> [YOUR INSTRUCTIONS]
Omit all pictures, then retype the data exactly as given.

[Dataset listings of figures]
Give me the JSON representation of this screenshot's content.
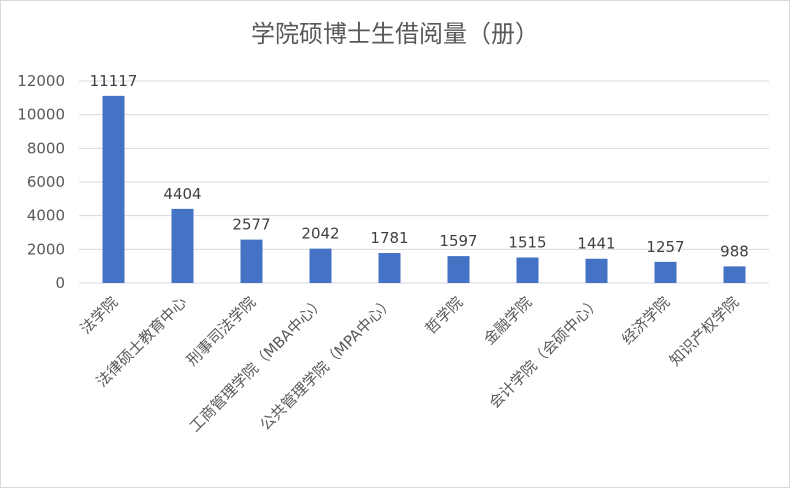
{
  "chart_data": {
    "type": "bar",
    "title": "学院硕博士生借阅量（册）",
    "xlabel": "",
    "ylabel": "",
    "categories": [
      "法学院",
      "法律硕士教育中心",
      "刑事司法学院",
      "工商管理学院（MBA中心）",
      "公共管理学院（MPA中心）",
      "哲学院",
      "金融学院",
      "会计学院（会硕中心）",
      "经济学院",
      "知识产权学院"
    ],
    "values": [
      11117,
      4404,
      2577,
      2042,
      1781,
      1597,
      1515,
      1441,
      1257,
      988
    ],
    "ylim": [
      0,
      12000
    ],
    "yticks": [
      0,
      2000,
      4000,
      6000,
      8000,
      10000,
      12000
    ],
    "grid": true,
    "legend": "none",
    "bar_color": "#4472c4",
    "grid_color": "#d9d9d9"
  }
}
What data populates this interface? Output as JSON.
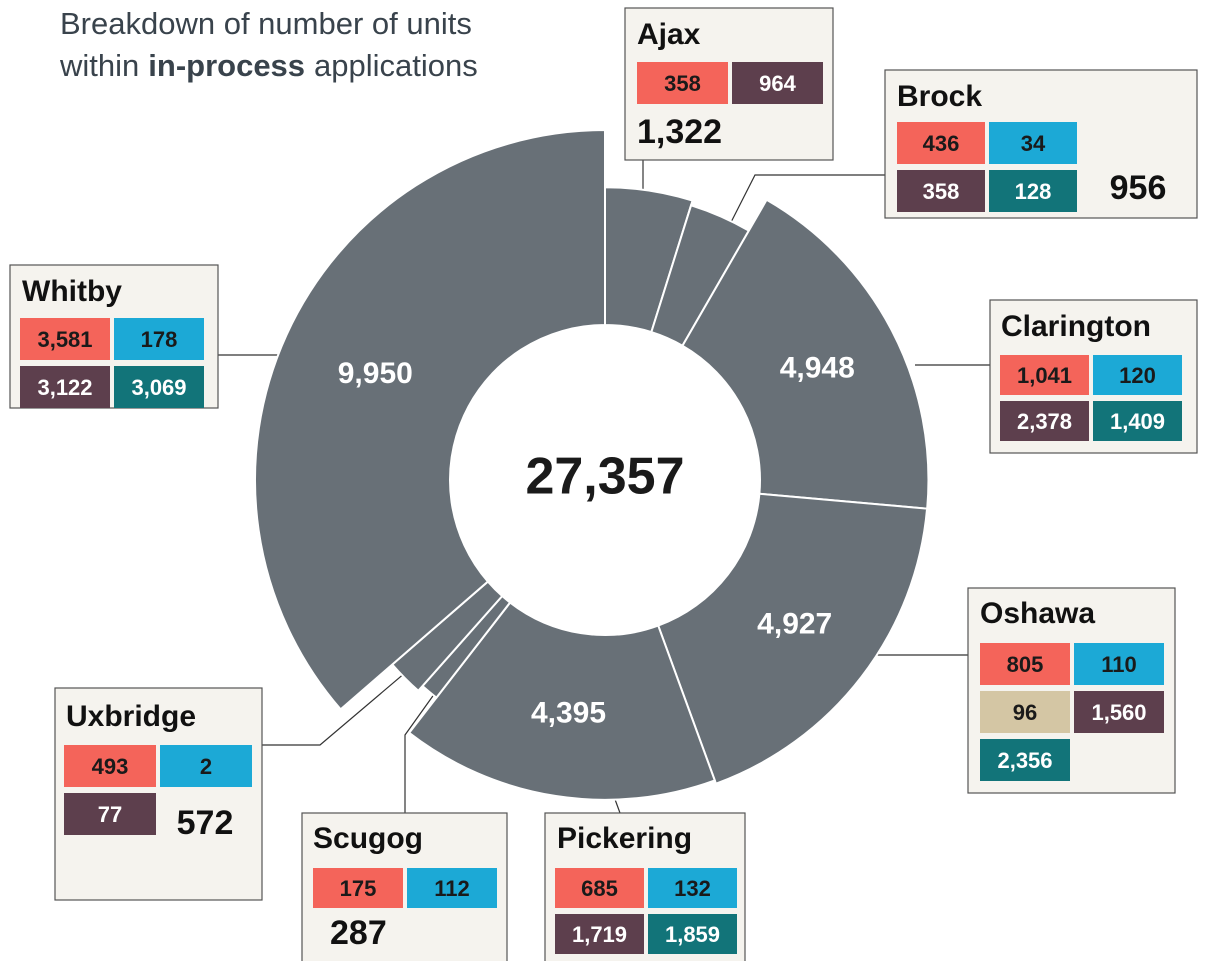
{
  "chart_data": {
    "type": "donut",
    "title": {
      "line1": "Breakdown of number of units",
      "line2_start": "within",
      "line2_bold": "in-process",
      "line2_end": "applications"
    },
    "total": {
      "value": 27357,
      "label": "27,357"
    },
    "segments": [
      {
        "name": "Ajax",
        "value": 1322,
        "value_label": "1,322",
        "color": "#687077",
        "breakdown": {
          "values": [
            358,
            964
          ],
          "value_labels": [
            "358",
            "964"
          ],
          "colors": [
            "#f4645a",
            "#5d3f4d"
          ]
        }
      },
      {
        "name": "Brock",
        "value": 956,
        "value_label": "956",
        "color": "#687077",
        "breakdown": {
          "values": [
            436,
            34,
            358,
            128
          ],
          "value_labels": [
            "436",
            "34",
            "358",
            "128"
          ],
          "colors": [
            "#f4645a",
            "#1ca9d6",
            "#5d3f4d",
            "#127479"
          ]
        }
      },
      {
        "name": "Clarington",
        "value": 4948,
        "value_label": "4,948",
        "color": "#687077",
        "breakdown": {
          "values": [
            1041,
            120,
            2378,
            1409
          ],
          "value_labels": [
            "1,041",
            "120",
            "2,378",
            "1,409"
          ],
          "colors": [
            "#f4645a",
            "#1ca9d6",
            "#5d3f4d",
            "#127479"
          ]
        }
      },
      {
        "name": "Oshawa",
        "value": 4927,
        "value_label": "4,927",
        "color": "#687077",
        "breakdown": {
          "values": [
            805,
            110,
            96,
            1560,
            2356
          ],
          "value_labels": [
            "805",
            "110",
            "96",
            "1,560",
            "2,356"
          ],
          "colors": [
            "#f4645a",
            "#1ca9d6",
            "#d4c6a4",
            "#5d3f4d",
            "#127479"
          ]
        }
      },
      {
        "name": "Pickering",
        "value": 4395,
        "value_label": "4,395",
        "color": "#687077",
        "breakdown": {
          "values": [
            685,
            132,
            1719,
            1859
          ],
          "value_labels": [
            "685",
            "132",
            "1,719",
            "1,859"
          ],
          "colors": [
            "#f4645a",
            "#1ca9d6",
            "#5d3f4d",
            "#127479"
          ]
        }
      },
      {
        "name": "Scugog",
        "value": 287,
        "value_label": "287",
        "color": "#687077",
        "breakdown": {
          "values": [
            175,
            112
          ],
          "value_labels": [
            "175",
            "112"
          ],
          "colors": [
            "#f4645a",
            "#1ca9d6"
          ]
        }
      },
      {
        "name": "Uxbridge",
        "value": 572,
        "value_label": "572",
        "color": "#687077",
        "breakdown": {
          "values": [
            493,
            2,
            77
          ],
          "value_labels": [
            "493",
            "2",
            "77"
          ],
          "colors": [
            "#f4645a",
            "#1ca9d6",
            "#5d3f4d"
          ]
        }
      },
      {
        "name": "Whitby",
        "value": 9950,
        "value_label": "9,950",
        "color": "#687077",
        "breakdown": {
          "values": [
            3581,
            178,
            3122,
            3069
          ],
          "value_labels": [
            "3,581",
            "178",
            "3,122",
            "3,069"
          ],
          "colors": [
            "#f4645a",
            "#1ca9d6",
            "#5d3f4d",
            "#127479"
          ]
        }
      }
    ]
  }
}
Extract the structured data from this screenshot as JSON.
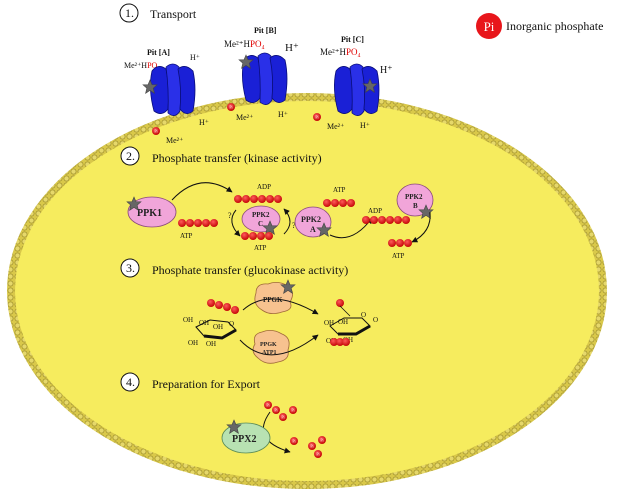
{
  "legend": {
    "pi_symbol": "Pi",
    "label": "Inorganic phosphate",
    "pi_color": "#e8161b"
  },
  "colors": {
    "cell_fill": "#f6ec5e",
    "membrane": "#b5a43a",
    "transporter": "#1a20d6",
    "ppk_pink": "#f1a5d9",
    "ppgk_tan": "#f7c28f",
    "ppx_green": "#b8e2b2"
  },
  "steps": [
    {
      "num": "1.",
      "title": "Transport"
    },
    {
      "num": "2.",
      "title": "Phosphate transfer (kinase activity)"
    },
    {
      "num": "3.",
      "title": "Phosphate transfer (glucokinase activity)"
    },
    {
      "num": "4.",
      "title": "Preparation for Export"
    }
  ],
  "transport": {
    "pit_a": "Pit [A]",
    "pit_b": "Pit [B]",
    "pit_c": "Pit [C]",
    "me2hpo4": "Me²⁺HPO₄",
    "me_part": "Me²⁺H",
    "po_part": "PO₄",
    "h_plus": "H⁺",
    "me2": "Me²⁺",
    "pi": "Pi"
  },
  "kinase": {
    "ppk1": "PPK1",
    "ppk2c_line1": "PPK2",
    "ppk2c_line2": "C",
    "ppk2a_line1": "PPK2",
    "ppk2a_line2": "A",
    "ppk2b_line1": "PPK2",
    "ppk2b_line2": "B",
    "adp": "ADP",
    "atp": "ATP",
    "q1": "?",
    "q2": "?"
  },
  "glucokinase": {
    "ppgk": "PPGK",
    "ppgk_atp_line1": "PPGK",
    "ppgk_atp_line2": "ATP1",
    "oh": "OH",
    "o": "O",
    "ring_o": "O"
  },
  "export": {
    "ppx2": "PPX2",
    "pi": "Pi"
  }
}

> [FINAL RESULT]
Give me the JSON representation of this screenshot's content.
{
  "chart_data": {
    "type": "bar",
    "title": "学院硕博士生借阅量（册）",
    "xlabel": "",
    "ylabel": "",
    "categories": [
      "法学院",
      "法律硕士教育中心",
      "刑事司法学院",
      "工商管理学院（MBA中心）",
      "公共管理学院（MPA中心）",
      "哲学院",
      "金融学院",
      "会计学院（会硕中心）",
      "经济学院",
      "知识产权学院"
    ],
    "values": [
      11117,
      4404,
      2577,
      2042,
      1781,
      1597,
      1515,
      1441,
      1257,
      988
    ],
    "ylim": [
      0,
      12000
    ],
    "yticks": [
      0,
      2000,
      4000,
      6000,
      8000,
      10000,
      12000
    ],
    "grid": true,
    "legend": "none",
    "bar_color": "#4472c4",
    "grid_color": "#d9d9d9"
  }
}
What data populates this interface? Output as JSON.
{
  "chart_data": {
    "type": "donut",
    "title": {
      "line1": "Breakdown of number of units",
      "line2_start": "within",
      "line2_bold": "in-process",
      "line2_end": "applications"
    },
    "total": {
      "value": 27357,
      "label": "27,357"
    },
    "segments": [
      {
        "name": "Ajax",
        "value": 1322,
        "value_label": "1,322",
        "color": "#687077",
        "breakdown": {
          "values": [
            358,
            964
          ],
          "value_labels": [
            "358",
            "964"
          ],
          "colors": [
            "#f4645a",
            "#5d3f4d"
          ]
        }
      },
      {
        "name": "Brock",
        "value": 956,
        "value_label": "956",
        "color": "#687077",
        "breakdown": {
          "values": [
            436,
            34,
            358,
            128
          ],
          "value_labels": [
            "436",
            "34",
            "358",
            "128"
          ],
          "colors": [
            "#f4645a",
            "#1ca9d6",
            "#5d3f4d",
            "#127479"
          ]
        }
      },
      {
        "name": "Clarington",
        "value": 4948,
        "value_label": "4,948",
        "color": "#687077",
        "breakdown": {
          "values": [
            1041,
            120,
            2378,
            1409
          ],
          "value_labels": [
            "1,041",
            "120",
            "2,378",
            "1,409"
          ],
          "colors": [
            "#f4645a",
            "#1ca9d6",
            "#5d3f4d",
            "#127479"
          ]
        }
      },
      {
        "name": "Oshawa",
        "value": 4927,
        "value_label": "4,927",
        "color": "#687077",
        "breakdown": {
          "values": [
            805,
            110,
            96,
            1560,
            2356
          ],
          "value_labels": [
            "805",
            "110",
            "96",
            "1,560",
            "2,356"
          ],
          "colors": [
            "#f4645a",
            "#1ca9d6",
            "#d4c6a4",
            "#5d3f4d",
            "#127479"
          ]
        }
      },
      {
        "name": "Pickering",
        "value": 4395,
        "value_label": "4,395",
        "color": "#687077",
        "breakdown": {
          "values": [
            685,
            132,
            1719,
            1859
          ],
          "value_labels": [
            "685",
            "132",
            "1,719",
            "1,859"
          ],
          "colors": [
            "#f4645a",
            "#1ca9d6",
            "#5d3f4d",
            "#127479"
          ]
        }
      },
      {
        "name": "Scugog",
        "value": 287,
        "value_label": "287",
        "color": "#687077",
        "breakdown": {
          "values": [
            175,
            112
          ],
          "value_labels": [
            "175",
            "112"
          ],
          "colors": [
            "#f4645a",
            "#1ca9d6"
          ]
        }
      },
      {
        "name": "Uxbridge",
        "value": 572,
        "value_label": "572",
        "color": "#687077",
        "breakdown": {
          "values": [
            493,
            2,
            77
          ],
          "value_labels": [
            "493",
            "2",
            "77"
          ],
          "colors": [
            "#f4645a",
            "#1ca9d6",
            "#5d3f4d"
          ]
        }
      },
      {
        "name": "Whitby",
        "value": 9950,
        "value_label": "9,950",
        "color": "#687077",
        "breakdown": {
          "values": [
            3581,
            178,
            3122,
            3069
          ],
          "value_labels": [
            "3,581",
            "178",
            "3,122",
            "3,069"
          ],
          "colors": [
            "#f4645a",
            "#1ca9d6",
            "#5d3f4d",
            "#127479"
          ]
        }
      }
    ]
  }
}
Extract the structured data from this screenshot as JSON.
{
  "legend": {
    "pi_symbol": "Pi",
    "label": "Inorganic phosphate",
    "pi_color": "#e8161b"
  },
  "colors": {
    "cell_fill": "#f6ec5e",
    "membrane": "#b5a43a",
    "transporter": "#1a20d6",
    "ppk_pink": "#f1a5d9",
    "ppgk_tan": "#f7c28f",
    "ppx_green": "#b8e2b2"
  },
  "steps": [
    {
      "num": "1.",
      "title": "Transport"
    },
    {
      "num": "2.",
      "title": "Phosphate transfer (kinase activity)"
    },
    {
      "num": "3.",
      "title": "Phosphate transfer (glucokinase activity)"
    },
    {
      "num": "4.",
      "title": "Preparation for Export"
    }
  ],
  "transport": {
    "pit_a": "Pit [A]",
    "pit_b": "Pit [B]",
    "pit_c": "Pit [C]",
    "me2hpo4": "Me²⁺HPO₄",
    "me_part": "Me²⁺H",
    "po_part": "PO₄",
    "h_plus": "H⁺",
    "me2": "Me²⁺",
    "pi": "Pi"
  },
  "kinase": {
    "ppk1": "PPK1",
    "ppk2c_line1": "PPK2",
    "ppk2c_line2": "C",
    "ppk2a_line1": "PPK2",
    "ppk2a_line2": "A",
    "ppk2b_line1": "PPK2",
    "ppk2b_line2": "B",
    "adp": "ADP",
    "atp": "ATP",
    "q1": "?",
    "q2": "?"
  },
  "glucokinase": {
    "ppgk": "PPGK",
    "ppgk_atp_line1": "PPGK",
    "ppgk_atp_line2": "ATP1",
    "oh": "OH",
    "o": "O",
    "ring_o": "O"
  },
  "export": {
    "ppx2": "PPX2",
    "pi": "Pi"
  }
}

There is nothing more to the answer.